Below are some records. Write out the lines from the one containing "Serialize everything readable" to the last line, word for word, leaving out pictures.
** Start TASK DATA **
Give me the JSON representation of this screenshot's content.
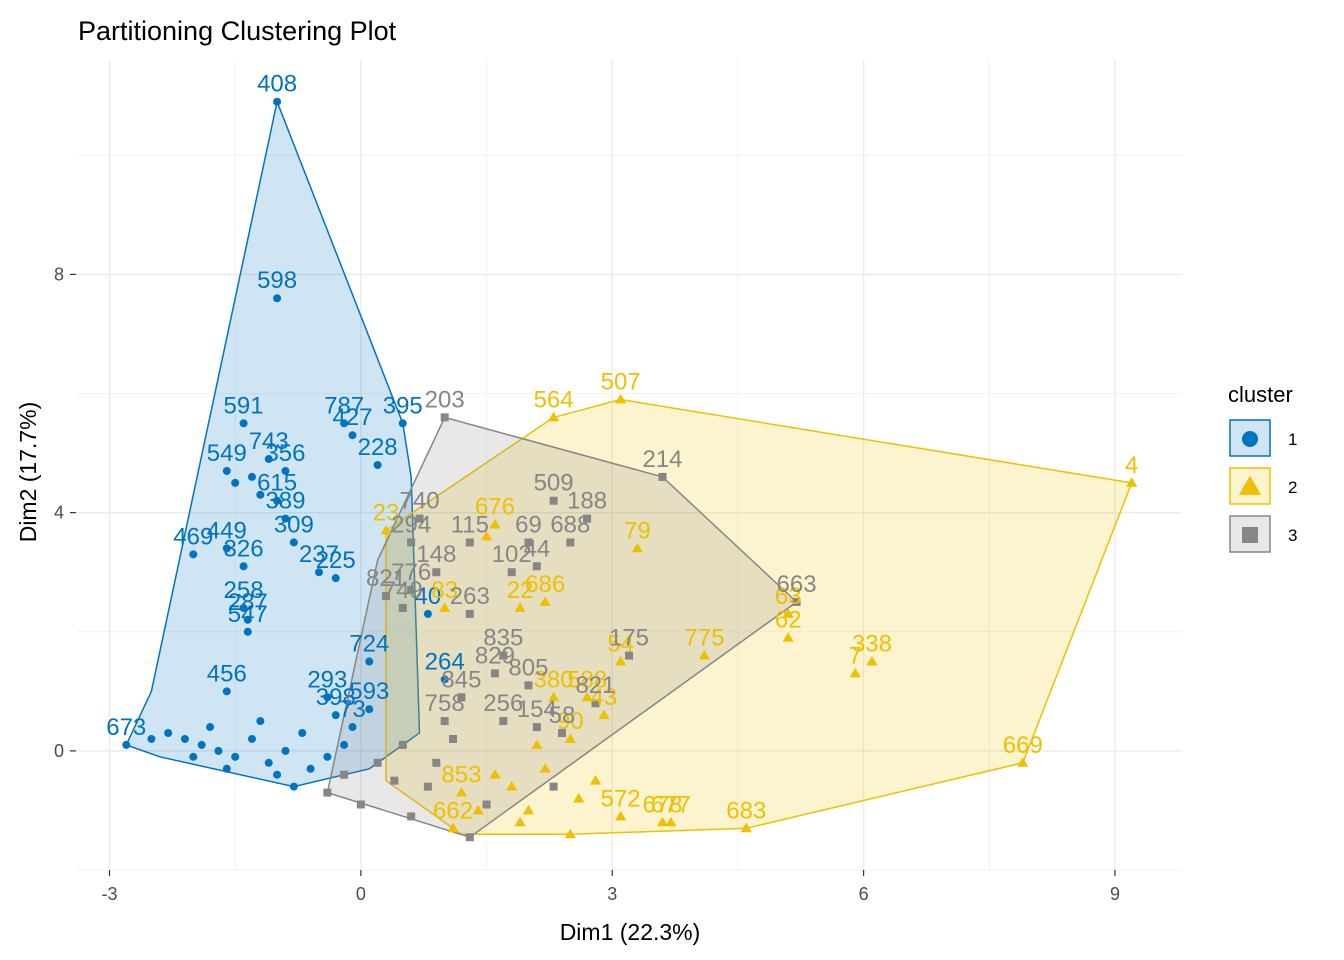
{
  "chart_data": {
    "type": "scatter",
    "title": "Partitioning Clustering Plot",
    "xlabel": "Dim1 (22.3%)",
    "ylabel": "Dim2 (17.7%)",
    "xlim": [
      -3.4,
      9.8
    ],
    "ylim": [
      -2.0,
      11.6
    ],
    "x_ticks": [
      -3,
      0,
      3,
      6,
      9
    ],
    "y_ticks": [
      0,
      4,
      8
    ],
    "grid": true,
    "legend": {
      "title": "cluster",
      "position": "right",
      "entries": [
        {
          "label": "1",
          "color": "#0073C2",
          "shape": "circle"
        },
        {
          "label": "2",
          "color": "#EFC000",
          "shape": "triangle"
        },
        {
          "label": "3",
          "color": "#868686",
          "shape": "square"
        }
      ]
    },
    "series": [
      {
        "name": "1",
        "color": "#0073C2",
        "shape": "circle",
        "hull": [
          [
            -2.8,
            0.1
          ],
          [
            -2.4,
            -0.1
          ],
          [
            -0.8,
            -0.6
          ],
          [
            0.1,
            -0.3
          ],
          [
            0.7,
            0.3
          ],
          [
            0.6,
            4.6
          ],
          [
            0.5,
            5.5
          ],
          [
            -1.0,
            10.9
          ],
          [
            -2.5,
            1.0
          ]
        ],
        "points": [
          {
            "x": -1.0,
            "y": 10.9,
            "label": "408"
          },
          {
            "x": -1.0,
            "y": 7.6,
            "label": "598"
          },
          {
            "x": -1.4,
            "y": 5.5,
            "label": "591"
          },
          {
            "x": -0.2,
            "y": 5.5,
            "label": "787"
          },
          {
            "x": 0.5,
            "y": 5.5,
            "label": "395"
          },
          {
            "x": -0.1,
            "y": 5.3,
            "label": "427"
          },
          {
            "x": 0.2,
            "y": 4.8,
            "label": "228"
          },
          {
            "x": -1.1,
            "y": 4.9,
            "label": "743"
          },
          {
            "x": -0.9,
            "y": 4.7,
            "label": "356"
          },
          {
            "x": -1.6,
            "y": 4.7,
            "label": "549"
          },
          {
            "x": -1.5,
            "y": 4.5,
            "label": ""
          },
          {
            "x": -1.3,
            "y": 4.6,
            "label": ""
          },
          {
            "x": -1.2,
            "y": 4.3,
            "label": ""
          },
          {
            "x": -1.0,
            "y": 4.2,
            "label": "615"
          },
          {
            "x": -0.9,
            "y": 3.9,
            "label": "389"
          },
          {
            "x": -0.8,
            "y": 3.5,
            "label": "309"
          },
          {
            "x": -2.0,
            "y": 3.3,
            "label": "469"
          },
          {
            "x": -1.6,
            "y": 3.4,
            "label": "449"
          },
          {
            "x": -1.4,
            "y": 3.1,
            "label": "326"
          },
          {
            "x": -0.5,
            "y": 3.0,
            "label": "237"
          },
          {
            "x": -0.3,
            "y": 2.9,
            "label": "225"
          },
          {
            "x": -1.4,
            "y": 2.4,
            "label": "258"
          },
          {
            "x": -1.35,
            "y": 2.2,
            "label": "287"
          },
          {
            "x": -1.35,
            "y": 2.0,
            "label": "547"
          },
          {
            "x": 0.8,
            "y": 2.3,
            "label": "40"
          },
          {
            "x": 0.1,
            "y": 1.5,
            "label": "724"
          },
          {
            "x": 1.0,
            "y": 1.2,
            "label": "264"
          },
          {
            "x": -1.6,
            "y": 1.0,
            "label": "456"
          },
          {
            "x": -0.4,
            "y": 0.9,
            "label": "293"
          },
          {
            "x": 0.1,
            "y": 0.7,
            "label": "593"
          },
          {
            "x": -0.3,
            "y": 0.6,
            "label": "398"
          },
          {
            "x": -0.1,
            "y": 0.4,
            "label": "73"
          },
          {
            "x": -2.8,
            "y": 0.1,
            "label": "673"
          },
          {
            "x": -2.3,
            "y": 0.3,
            "label": ""
          },
          {
            "x": -2.1,
            "y": 0.2,
            "label": ""
          },
          {
            "x": -1.9,
            "y": 0.1,
            "label": ""
          },
          {
            "x": -1.7,
            "y": 0.0,
            "label": ""
          },
          {
            "x": -1.5,
            "y": -0.1,
            "label": ""
          },
          {
            "x": -1.3,
            "y": 0.2,
            "label": ""
          },
          {
            "x": -1.1,
            "y": -0.2,
            "label": ""
          },
          {
            "x": -0.9,
            "y": 0.0,
            "label": ""
          },
          {
            "x": -0.8,
            "y": -0.6,
            "label": ""
          },
          {
            "x": -0.6,
            "y": -0.3,
            "label": ""
          },
          {
            "x": -0.4,
            "y": -0.1,
            "label": ""
          },
          {
            "x": -2.5,
            "y": 0.2,
            "label": ""
          },
          {
            "x": -1.8,
            "y": 0.4,
            "label": ""
          },
          {
            "x": -1.2,
            "y": 0.5,
            "label": ""
          },
          {
            "x": -0.7,
            "y": 0.3,
            "label": ""
          },
          {
            "x": -2.0,
            "y": -0.1,
            "label": ""
          },
          {
            "x": -1.6,
            "y": -0.3,
            "label": ""
          },
          {
            "x": -1.0,
            "y": -0.4,
            "label": ""
          },
          {
            "x": -0.2,
            "y": 0.1,
            "label": ""
          }
        ]
      },
      {
        "name": "2",
        "color": "#EFC000",
        "shape": "triangle",
        "hull": [
          [
            0.3,
            -0.5
          ],
          [
            1.2,
            -1.4
          ],
          [
            2.5,
            -1.4
          ],
          [
            4.6,
            -1.3
          ],
          [
            7.9,
            -0.2
          ],
          [
            9.2,
            4.5
          ],
          [
            3.1,
            5.9
          ],
          [
            2.3,
            5.6
          ],
          [
            0.3,
            3.7
          ]
        ],
        "points": [
          {
            "x": 3.1,
            "y": 5.9,
            "label": "507"
          },
          {
            "x": 2.3,
            "y": 5.6,
            "label": "564"
          },
          {
            "x": 9.2,
            "y": 4.5,
            "label": "4"
          },
          {
            "x": 0.3,
            "y": 3.7,
            "label": "23"
          },
          {
            "x": 1.6,
            "y": 3.8,
            "label": "676"
          },
          {
            "x": 1.5,
            "y": 3.6,
            "label": ""
          },
          {
            "x": 3.3,
            "y": 3.4,
            "label": "79"
          },
          {
            "x": 5.1,
            "y": 2.3,
            "label": "63"
          },
          {
            "x": 5.1,
            "y": 1.9,
            "label": "62"
          },
          {
            "x": 6.1,
            "y": 1.5,
            "label": "338"
          },
          {
            "x": 5.9,
            "y": 1.3,
            "label": "7"
          },
          {
            "x": 4.1,
            "y": 1.6,
            "label": "775"
          },
          {
            "x": 2.2,
            "y": 2.5,
            "label": "686"
          },
          {
            "x": 1.9,
            "y": 2.4,
            "label": "22"
          },
          {
            "x": 1.0,
            "y": 2.4,
            "label": "83"
          },
          {
            "x": 3.1,
            "y": 1.5,
            "label": "54"
          },
          {
            "x": 7.9,
            "y": -0.2,
            "label": "669"
          },
          {
            "x": 4.6,
            "y": -1.3,
            "label": "683"
          },
          {
            "x": 3.6,
            "y": -1.2,
            "label": "678"
          },
          {
            "x": 3.7,
            "y": -1.2,
            "label": "677"
          },
          {
            "x": 3.1,
            "y": -1.1,
            "label": "572"
          },
          {
            "x": 2.9,
            "y": 0.6,
            "label": "43"
          },
          {
            "x": 2.7,
            "y": 0.9,
            "label": "588"
          },
          {
            "x": 2.3,
            "y": 0.9,
            "label": "380"
          },
          {
            "x": 2.5,
            "y": 0.2,
            "label": "90"
          },
          {
            "x": 1.2,
            "y": -0.7,
            "label": "853"
          },
          {
            "x": 1.1,
            "y": -1.3,
            "label": "662"
          },
          {
            "x": 2.5,
            "y": -1.4,
            "label": ""
          },
          {
            "x": 2.0,
            "y": -1.0,
            "label": ""
          },
          {
            "x": 1.8,
            "y": -0.6,
            "label": ""
          },
          {
            "x": 2.2,
            "y": -0.3,
            "label": ""
          },
          {
            "x": 2.6,
            "y": -0.8,
            "label": ""
          },
          {
            "x": 2.1,
            "y": 0.1,
            "label": ""
          },
          {
            "x": 1.6,
            "y": -0.4,
            "label": ""
          },
          {
            "x": 1.4,
            "y": -1.0,
            "label": ""
          },
          {
            "x": 2.8,
            "y": -0.5,
            "label": ""
          },
          {
            "x": 1.9,
            "y": -1.2,
            "label": ""
          }
        ]
      },
      {
        "name": "3",
        "color": "#868686",
        "shape": "square",
        "hull": [
          [
            -0.4,
            -0.7
          ],
          [
            1.3,
            -1.45
          ],
          [
            5.2,
            2.5
          ],
          [
            3.6,
            4.6
          ],
          [
            1.0,
            5.6
          ],
          [
            0.2,
            3.2
          ]
        ],
        "points": [
          {
            "x": 1.0,
            "y": 5.6,
            "label": "203"
          },
          {
            "x": 3.6,
            "y": 4.6,
            "label": "214"
          },
          {
            "x": 2.3,
            "y": 4.2,
            "label": "509"
          },
          {
            "x": 2.7,
            "y": 3.9,
            "label": "188"
          },
          {
            "x": 2.5,
            "y": 3.5,
            "label": "688"
          },
          {
            "x": 2.0,
            "y": 3.5,
            "label": "69"
          },
          {
            "x": 0.7,
            "y": 3.9,
            "label": "740"
          },
          {
            "x": 0.6,
            "y": 3.5,
            "label": "294"
          },
          {
            "x": 1.3,
            "y": 3.5,
            "label": "115"
          },
          {
            "x": 5.2,
            "y": 2.5,
            "label": "663"
          },
          {
            "x": 0.9,
            "y": 3.0,
            "label": "148"
          },
          {
            "x": 1.8,
            "y": 3.0,
            "label": "102"
          },
          {
            "x": 2.1,
            "y": 3.1,
            "label": "44"
          },
          {
            "x": 0.3,
            "y": 2.6,
            "label": "821"
          },
          {
            "x": 0.6,
            "y": 2.7,
            "label": "776"
          },
          {
            "x": 0.5,
            "y": 2.4,
            "label": "749"
          },
          {
            "x": 1.3,
            "y": 2.3,
            "label": "263"
          },
          {
            "x": 1.7,
            "y": 1.6,
            "label": "835"
          },
          {
            "x": 1.6,
            "y": 1.3,
            "label": "829"
          },
          {
            "x": 3.2,
            "y": 1.6,
            "label": "175"
          },
          {
            "x": 2.0,
            "y": 1.1,
            "label": "805"
          },
          {
            "x": 2.8,
            "y": 0.8,
            "label": "821"
          },
          {
            "x": 1.2,
            "y": 0.9,
            "label": "845"
          },
          {
            "x": 1.0,
            "y": 0.5,
            "label": "758"
          },
          {
            "x": 1.7,
            "y": 0.5,
            "label": "256"
          },
          {
            "x": 2.1,
            "y": 0.4,
            "label": "154"
          },
          {
            "x": 2.4,
            "y": 0.3,
            "label": "58"
          },
          {
            "x": 0.9,
            "y": -0.2,
            "label": ""
          },
          {
            "x": 0.4,
            "y": -0.5,
            "label": ""
          },
          {
            "x": 1.3,
            "y": -1.45,
            "label": ""
          },
          {
            "x": -0.4,
            "y": -0.7,
            "label": ""
          },
          {
            "x": 0.0,
            "y": -0.9,
            "label": ""
          },
          {
            "x": 0.6,
            "y": -1.1,
            "label": ""
          },
          {
            "x": 0.2,
            "y": -0.2,
            "label": ""
          },
          {
            "x": 1.5,
            "y": -0.9,
            "label": ""
          },
          {
            "x": 0.8,
            "y": -0.6,
            "label": ""
          },
          {
            "x": 1.1,
            "y": 0.2,
            "label": ""
          },
          {
            "x": 0.5,
            "y": 0.1,
            "label": ""
          },
          {
            "x": -0.2,
            "y": -0.4,
            "label": ""
          },
          {
            "x": 2.3,
            "y": -0.6,
            "label": ""
          }
        ]
      }
    ]
  }
}
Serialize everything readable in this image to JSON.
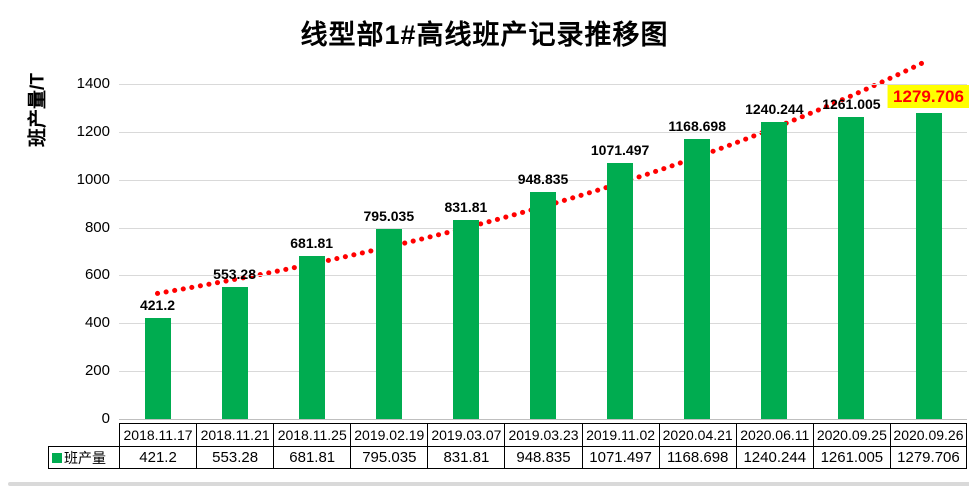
{
  "title": "线型部1#高线班产记录推移图",
  "chart_data": {
    "type": "bar",
    "title": "线型部1#高线班产记录推移图",
    "ylabel": "班产量/T",
    "xlabel": "",
    "categories": [
      "2018.11.17",
      "2018.11.21",
      "2018.11.25",
      "2019.02.19",
      "2019.03.07",
      "2019.03.23",
      "2019.11.02",
      "2020.04.21",
      "2020.06.11",
      "2020.09.25",
      "2020.09.26"
    ],
    "series": [
      {
        "name": "班产量",
        "values": [
          421.2,
          553.28,
          681.81,
          795.035,
          831.81,
          948.835,
          1071.497,
          1168.698,
          1240.244,
          1261.005,
          1279.706
        ]
      }
    ],
    "data_labels": [
      "421.2",
      "553.28",
      "681.81",
      "795.035",
      "831.81",
      "948.835",
      "1071.497",
      "1168.698",
      "1240.244",
      "1261.005",
      "1279.706"
    ],
    "ylim": [
      0,
      1500
    ],
    "yticks": [
      0,
      200,
      400,
      600,
      800,
      1000,
      1200,
      1400
    ],
    "grid": true,
    "legend_position": "data-table-left",
    "bar_color": "#00AC50",
    "trendline": {
      "type": "exponential",
      "style": "dotted",
      "color": "#FF0000"
    },
    "highlight_last_label": {
      "index": 10,
      "background": "#FFFF00",
      "text_color": "#FF0000"
    },
    "data_table_shown": true
  },
  "legend": {
    "label": "班产量",
    "swatch_color": "#00AC50"
  }
}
** End TASK DATA **
**RESPONSE TO THE TASK**
Serialize everything readable in this image to JSON.
{
  "title": "线型部1#高线班产记录推移图",
  "chart_data": {
    "type": "bar",
    "title": "线型部1#高线班产记录推移图",
    "ylabel": "班产量/T",
    "xlabel": "",
    "categories": [
      "2018.11.17",
      "2018.11.21",
      "2018.11.25",
      "2019.02.19",
      "2019.03.07",
      "2019.03.23",
      "2019.11.02",
      "2020.04.21",
      "2020.06.11",
      "2020.09.25",
      "2020.09.26"
    ],
    "series": [
      {
        "name": "班产量",
        "values": [
          421.2,
          553.28,
          681.81,
          795.035,
          831.81,
          948.835,
          1071.497,
          1168.698,
          1240.244,
          1261.005,
          1279.706
        ]
      }
    ],
    "data_labels": [
      "421.2",
      "553.28",
      "681.81",
      "795.035",
      "831.81",
      "948.835",
      "1071.497",
      "1168.698",
      "1240.244",
      "1261.005",
      "1279.706"
    ],
    "ylim": [
      0,
      1500
    ],
    "yticks": [
      0,
      200,
      400,
      600,
      800,
      1000,
      1200,
      1400
    ],
    "grid": true,
    "legend_position": "data-table-left",
    "bar_color": "#00AC50",
    "trendline": {
      "type": "exponential",
      "style": "dotted",
      "color": "#FF0000"
    },
    "highlight_last_label": {
      "index": 10,
      "background": "#FFFF00",
      "text_color": "#FF0000"
    },
    "data_table_shown": true
  },
  "legend": {
    "label": "班产量",
    "swatch_color": "#00AC50"
  }
}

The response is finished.